> [Extracted records]:

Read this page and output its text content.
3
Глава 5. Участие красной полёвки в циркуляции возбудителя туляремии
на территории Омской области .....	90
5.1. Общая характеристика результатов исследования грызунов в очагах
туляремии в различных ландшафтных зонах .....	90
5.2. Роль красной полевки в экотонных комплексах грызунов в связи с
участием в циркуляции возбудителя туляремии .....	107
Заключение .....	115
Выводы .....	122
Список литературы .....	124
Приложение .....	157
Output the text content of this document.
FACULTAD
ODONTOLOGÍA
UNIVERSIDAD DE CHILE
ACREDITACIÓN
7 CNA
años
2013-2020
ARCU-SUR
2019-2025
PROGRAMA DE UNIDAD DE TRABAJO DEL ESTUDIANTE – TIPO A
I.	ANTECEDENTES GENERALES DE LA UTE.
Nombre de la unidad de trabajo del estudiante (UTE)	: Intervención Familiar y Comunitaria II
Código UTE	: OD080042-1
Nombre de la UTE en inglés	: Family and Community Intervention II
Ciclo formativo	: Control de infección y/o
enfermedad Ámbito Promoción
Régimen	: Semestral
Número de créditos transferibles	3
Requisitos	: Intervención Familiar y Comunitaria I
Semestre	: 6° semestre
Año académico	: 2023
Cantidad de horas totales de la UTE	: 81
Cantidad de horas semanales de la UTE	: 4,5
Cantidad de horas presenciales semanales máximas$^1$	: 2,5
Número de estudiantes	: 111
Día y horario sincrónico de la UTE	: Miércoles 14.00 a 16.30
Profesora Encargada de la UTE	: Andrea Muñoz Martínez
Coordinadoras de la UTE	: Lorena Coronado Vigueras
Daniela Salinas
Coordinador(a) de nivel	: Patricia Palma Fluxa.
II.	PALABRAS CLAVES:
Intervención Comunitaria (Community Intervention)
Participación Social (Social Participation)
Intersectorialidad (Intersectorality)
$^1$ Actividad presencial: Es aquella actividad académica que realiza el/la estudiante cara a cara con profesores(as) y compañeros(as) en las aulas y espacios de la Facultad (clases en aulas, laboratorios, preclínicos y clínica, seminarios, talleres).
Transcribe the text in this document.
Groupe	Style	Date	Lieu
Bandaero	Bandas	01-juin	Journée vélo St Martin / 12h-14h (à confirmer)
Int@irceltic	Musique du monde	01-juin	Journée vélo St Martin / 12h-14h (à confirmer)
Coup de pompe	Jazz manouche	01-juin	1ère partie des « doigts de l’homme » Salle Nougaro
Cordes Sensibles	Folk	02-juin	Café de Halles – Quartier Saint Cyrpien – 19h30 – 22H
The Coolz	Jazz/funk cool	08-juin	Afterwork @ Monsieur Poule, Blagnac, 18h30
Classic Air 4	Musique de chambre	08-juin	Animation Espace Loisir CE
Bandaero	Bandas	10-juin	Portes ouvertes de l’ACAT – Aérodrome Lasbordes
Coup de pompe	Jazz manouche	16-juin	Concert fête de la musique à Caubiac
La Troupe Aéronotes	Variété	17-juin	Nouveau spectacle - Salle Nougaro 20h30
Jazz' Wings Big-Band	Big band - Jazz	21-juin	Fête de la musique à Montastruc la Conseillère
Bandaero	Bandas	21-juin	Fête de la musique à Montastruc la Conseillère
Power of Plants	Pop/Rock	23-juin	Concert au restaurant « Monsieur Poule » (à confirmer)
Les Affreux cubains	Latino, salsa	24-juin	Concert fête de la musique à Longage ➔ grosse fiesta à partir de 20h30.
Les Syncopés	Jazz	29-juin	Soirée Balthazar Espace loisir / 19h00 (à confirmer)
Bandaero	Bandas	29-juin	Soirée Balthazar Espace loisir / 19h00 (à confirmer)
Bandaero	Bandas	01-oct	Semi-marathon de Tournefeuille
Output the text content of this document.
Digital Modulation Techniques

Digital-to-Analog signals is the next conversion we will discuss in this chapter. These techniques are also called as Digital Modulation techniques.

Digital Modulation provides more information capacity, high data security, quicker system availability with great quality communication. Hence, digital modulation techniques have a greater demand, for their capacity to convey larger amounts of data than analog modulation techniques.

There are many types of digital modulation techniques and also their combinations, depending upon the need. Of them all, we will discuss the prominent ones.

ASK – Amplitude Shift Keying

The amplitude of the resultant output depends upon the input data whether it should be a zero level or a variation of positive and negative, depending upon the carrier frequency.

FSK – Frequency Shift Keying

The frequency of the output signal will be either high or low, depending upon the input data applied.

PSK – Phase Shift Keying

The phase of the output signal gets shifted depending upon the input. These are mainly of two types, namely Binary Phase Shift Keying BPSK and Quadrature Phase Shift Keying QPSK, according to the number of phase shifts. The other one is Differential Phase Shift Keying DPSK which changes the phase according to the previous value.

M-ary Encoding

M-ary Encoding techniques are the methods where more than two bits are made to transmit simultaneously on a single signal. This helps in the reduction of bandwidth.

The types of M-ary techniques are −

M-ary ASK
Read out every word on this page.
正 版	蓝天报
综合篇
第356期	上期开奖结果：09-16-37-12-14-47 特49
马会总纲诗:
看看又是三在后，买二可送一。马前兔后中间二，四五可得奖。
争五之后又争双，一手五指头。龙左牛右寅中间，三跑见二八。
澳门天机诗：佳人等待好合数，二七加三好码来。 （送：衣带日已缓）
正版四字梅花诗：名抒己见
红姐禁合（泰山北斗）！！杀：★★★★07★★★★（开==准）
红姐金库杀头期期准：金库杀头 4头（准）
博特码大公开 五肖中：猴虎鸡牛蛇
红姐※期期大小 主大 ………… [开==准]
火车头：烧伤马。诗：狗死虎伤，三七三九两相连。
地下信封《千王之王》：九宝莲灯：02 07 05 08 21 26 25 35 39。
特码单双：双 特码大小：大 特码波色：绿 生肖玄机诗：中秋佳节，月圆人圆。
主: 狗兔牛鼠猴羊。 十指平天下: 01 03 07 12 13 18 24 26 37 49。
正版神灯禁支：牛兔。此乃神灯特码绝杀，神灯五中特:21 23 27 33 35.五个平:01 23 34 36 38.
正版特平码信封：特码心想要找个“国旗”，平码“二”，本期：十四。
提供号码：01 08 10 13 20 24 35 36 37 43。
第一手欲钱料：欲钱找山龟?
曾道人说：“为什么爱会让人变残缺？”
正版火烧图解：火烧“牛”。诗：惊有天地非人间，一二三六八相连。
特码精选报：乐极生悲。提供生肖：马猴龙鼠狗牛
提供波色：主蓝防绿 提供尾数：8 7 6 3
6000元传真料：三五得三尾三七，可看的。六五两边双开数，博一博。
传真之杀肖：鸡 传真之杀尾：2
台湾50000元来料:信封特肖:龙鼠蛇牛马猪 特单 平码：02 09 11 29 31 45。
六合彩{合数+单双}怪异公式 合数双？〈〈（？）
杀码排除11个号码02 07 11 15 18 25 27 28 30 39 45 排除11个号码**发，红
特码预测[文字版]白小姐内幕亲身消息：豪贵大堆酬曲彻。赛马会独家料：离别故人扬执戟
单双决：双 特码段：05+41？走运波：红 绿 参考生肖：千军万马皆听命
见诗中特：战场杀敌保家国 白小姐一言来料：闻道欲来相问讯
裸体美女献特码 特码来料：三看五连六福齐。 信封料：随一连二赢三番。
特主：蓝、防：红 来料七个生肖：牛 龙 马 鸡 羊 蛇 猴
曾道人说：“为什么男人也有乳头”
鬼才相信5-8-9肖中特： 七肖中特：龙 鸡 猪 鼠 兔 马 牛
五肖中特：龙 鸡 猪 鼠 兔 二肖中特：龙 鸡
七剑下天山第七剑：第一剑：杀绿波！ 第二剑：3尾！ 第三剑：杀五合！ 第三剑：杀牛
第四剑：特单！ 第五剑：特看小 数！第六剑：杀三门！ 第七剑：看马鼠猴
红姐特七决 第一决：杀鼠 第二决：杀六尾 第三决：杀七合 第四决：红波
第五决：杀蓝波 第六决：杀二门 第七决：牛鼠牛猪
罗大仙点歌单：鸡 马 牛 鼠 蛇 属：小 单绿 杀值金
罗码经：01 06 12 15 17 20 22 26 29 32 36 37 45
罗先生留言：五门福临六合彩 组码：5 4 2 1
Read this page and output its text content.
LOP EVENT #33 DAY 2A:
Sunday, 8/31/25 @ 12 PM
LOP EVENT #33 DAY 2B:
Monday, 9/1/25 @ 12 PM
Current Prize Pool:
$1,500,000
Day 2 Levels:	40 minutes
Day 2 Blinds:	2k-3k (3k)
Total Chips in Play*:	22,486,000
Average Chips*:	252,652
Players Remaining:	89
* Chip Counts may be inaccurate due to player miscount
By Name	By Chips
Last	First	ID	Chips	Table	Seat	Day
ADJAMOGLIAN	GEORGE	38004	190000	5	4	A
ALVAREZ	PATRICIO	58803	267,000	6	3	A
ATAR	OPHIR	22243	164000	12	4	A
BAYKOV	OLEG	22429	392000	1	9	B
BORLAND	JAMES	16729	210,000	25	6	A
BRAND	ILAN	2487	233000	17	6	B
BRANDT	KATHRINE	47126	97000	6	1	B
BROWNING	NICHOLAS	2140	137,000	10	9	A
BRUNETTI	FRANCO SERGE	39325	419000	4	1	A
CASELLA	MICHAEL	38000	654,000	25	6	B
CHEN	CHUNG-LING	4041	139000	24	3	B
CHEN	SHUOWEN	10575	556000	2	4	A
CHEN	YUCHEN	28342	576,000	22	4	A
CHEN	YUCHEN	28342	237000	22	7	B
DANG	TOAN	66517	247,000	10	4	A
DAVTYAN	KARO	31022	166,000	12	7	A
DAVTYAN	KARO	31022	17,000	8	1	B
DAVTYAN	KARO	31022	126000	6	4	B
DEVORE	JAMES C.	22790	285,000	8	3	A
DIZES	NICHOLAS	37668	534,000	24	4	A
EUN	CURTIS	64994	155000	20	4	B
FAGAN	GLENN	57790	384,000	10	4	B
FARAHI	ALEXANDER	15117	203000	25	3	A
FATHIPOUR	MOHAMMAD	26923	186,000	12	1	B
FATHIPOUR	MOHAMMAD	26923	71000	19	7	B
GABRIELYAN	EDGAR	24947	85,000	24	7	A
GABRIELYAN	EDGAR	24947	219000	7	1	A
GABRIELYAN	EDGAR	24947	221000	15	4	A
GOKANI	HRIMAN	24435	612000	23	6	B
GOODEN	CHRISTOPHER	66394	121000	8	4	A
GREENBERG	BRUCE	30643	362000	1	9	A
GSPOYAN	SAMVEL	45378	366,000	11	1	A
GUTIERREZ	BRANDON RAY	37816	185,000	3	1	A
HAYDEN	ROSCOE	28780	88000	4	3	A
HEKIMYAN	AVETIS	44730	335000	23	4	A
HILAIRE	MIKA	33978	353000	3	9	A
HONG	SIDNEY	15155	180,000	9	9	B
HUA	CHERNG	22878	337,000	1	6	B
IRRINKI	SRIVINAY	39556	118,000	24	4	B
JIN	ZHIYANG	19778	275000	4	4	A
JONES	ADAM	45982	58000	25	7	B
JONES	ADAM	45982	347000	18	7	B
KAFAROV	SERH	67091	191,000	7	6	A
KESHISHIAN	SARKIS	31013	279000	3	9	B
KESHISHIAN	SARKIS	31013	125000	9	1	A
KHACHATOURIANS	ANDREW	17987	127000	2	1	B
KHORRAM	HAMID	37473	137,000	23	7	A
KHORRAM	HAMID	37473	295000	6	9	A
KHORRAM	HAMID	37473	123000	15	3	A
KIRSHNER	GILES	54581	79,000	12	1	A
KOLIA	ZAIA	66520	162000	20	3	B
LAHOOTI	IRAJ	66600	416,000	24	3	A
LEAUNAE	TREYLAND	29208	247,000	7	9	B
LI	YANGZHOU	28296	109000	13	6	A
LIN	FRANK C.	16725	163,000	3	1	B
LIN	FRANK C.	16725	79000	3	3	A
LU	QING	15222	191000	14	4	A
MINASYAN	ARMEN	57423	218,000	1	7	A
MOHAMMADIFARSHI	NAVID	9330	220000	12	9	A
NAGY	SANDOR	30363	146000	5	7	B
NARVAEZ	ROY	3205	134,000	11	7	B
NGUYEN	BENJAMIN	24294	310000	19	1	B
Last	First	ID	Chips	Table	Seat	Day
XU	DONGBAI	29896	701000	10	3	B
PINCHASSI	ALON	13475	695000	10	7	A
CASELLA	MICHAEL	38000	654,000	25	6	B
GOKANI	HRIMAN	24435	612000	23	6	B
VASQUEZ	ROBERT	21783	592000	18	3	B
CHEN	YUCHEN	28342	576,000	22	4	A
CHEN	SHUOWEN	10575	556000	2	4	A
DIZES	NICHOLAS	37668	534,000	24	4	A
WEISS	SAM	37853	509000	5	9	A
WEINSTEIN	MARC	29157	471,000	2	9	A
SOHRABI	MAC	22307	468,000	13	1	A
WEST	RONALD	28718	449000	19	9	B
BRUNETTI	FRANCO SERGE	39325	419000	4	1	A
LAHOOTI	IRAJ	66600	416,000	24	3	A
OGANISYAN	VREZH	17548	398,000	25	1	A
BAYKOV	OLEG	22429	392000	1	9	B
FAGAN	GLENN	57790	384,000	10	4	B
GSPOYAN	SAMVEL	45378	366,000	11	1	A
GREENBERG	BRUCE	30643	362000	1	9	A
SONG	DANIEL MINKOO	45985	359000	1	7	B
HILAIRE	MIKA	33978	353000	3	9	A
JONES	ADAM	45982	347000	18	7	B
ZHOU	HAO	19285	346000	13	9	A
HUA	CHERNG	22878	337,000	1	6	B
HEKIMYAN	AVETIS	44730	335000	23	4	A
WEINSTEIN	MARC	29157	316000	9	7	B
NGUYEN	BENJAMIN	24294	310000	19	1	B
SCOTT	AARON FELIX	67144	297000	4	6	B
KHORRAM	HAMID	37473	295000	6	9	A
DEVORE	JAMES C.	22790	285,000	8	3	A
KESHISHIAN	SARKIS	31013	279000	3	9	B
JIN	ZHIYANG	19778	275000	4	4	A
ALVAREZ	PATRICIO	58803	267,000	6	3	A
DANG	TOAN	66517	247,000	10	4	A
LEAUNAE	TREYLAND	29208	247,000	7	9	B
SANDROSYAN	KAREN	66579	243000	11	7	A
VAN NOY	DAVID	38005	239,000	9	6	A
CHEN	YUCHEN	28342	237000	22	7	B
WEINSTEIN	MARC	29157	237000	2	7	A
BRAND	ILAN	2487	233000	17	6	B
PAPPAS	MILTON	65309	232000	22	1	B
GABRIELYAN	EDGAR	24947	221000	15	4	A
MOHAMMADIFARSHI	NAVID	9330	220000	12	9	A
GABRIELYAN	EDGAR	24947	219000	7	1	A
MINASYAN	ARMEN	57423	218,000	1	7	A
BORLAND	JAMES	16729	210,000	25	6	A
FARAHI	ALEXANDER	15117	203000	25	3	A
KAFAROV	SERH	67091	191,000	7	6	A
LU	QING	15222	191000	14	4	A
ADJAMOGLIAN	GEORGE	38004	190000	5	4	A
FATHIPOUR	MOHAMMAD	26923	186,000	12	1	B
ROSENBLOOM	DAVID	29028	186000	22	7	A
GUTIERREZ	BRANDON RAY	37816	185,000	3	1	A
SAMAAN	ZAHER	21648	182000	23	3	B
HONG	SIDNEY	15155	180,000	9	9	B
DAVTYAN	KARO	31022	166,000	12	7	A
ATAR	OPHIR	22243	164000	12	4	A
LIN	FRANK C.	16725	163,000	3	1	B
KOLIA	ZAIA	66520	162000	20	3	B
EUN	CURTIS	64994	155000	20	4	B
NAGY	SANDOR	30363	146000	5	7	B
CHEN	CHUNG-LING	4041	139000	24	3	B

> [Short exercise]:
Find all lines holding the string "manouche" and copy them.

> [Task solution]:
Coup de pompe	Jazz manouche	01-juin	1ère partie des « doigts de l’homme » Salle Nougaro
Coup de pompe	Jazz manouche	16-juin	Concert fête de la musique à Caubiac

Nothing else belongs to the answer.